▸ Consignes
1/ Dans le texte sur le vin, recopiez le passage qui commence aux mots « Subjectivité & négationnisme. » et s'arrête après « l'aimer, ou pas. », en changeant « flaque » en « mare ».
2/ D'après le texte sur le vin, pourquoi un même vin peut-il nous plaire ou non ? Répondez en une à trois phrases.

───── Texte fourni ─────

Subjectivité & négationnisme.


Il y a plein de façons d'aimer le vin, il y a aussi beaucoup de façons de ne pas aimer un vin. Trop lourd, trop boisé, trop démonstratif, trop levuré, trop mat, trop court, trop acide, trop oxydé, trop thecno, trop austère, trop amylique, trop dilué, etc. Il y a même des façons instinctives, sur lesquelles on ne peut (ou l'on n'a pas envie de) poser des mots, un peu comme l'animal se détournera d'une flaque pour aller boire dans une autre. Le même vin d'ailleurs, selon son humeur (par pitié, ne nous ressortez pas le coup des jours racine, fruit & Cie*) et selon la nôtre, nous donnera des raisons de l'aimer, ou pas.

───── Matériel fourni ─────

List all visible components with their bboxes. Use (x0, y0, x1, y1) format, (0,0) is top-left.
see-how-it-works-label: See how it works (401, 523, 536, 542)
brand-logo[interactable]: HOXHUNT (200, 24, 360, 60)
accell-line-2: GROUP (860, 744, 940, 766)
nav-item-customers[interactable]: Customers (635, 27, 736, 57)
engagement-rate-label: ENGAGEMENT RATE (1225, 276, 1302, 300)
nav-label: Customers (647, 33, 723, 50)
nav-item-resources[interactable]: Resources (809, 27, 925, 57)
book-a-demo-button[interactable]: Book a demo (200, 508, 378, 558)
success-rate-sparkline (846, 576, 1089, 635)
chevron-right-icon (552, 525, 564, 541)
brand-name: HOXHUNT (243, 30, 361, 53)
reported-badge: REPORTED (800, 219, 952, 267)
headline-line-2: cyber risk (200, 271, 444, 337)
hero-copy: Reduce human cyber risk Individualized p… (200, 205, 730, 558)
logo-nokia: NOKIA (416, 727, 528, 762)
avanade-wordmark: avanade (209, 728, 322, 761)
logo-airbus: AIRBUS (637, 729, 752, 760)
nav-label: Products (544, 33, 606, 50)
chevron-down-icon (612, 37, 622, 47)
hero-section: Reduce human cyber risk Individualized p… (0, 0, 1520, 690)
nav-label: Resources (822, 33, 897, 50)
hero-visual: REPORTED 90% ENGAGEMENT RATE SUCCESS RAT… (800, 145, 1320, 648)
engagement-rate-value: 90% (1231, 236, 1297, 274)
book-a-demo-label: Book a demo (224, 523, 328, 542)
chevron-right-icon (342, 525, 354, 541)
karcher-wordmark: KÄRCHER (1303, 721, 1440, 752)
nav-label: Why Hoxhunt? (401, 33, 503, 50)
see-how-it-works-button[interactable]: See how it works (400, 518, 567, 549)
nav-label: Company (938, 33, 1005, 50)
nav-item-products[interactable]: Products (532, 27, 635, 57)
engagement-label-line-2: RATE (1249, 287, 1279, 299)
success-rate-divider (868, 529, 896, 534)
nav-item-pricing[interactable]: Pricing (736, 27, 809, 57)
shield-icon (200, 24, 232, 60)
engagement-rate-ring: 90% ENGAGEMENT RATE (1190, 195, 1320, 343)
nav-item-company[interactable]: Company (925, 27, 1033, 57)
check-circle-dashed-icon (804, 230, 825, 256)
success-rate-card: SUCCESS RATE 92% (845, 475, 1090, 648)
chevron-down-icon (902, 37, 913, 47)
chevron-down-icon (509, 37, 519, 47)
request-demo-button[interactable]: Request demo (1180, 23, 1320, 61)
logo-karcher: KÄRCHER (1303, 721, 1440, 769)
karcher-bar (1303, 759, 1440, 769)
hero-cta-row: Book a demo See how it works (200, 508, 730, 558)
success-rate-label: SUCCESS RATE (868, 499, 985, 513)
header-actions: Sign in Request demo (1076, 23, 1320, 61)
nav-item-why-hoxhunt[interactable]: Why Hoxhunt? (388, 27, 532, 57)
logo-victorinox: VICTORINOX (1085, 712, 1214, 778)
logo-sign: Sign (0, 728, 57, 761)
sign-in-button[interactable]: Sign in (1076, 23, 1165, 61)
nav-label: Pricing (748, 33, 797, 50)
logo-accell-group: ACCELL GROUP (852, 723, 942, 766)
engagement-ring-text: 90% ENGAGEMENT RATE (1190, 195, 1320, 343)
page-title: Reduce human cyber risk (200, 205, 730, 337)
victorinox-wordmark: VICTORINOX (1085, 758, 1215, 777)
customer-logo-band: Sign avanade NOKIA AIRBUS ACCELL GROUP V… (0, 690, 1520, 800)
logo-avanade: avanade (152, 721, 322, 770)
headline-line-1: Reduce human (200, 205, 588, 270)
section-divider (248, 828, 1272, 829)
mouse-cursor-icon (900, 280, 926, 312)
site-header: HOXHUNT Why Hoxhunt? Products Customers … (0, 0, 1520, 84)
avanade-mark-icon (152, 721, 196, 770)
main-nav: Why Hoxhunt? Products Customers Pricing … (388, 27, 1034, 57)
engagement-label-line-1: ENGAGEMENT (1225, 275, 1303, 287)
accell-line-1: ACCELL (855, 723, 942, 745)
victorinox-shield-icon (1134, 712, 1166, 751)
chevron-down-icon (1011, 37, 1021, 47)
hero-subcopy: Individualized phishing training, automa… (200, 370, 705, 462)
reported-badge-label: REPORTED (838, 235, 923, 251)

─────

▸ Réponses
1/
Subjectivité & négationnisme.


Il y a plein de façons d'aimer le vin, il y a aussi beaucoup de façons de ne pas aimer un vin. Trop lourd, trop boisé, trop démonstratif, trop levuré, trop mat, trop court, trop acide, trop oxydé, trop thecno, trop austère, trop amylique, trop dilué, etc. Il y a même des façons instinctives, sur lesquelles on ne peut (ou l'on n'a pas envie de) poser des mots, un peu comme l'animal se détournera d'une mare pour aller boire dans une autre. Le même vin d'ailleurs, selon son humeur (par pitié, ne nous ressortez pas le coup des jours racine, fruit & Cie*) et selon la nôtre, nous donnera des raisons de l'aimer, ou pas.

2/ Selon le texte, cela dépend de l'humeur du vin et de la nôtre. Suivant ces humeurs, le même vin nous donnera des raisons de l'aimer, ou de ne pas l'aimer.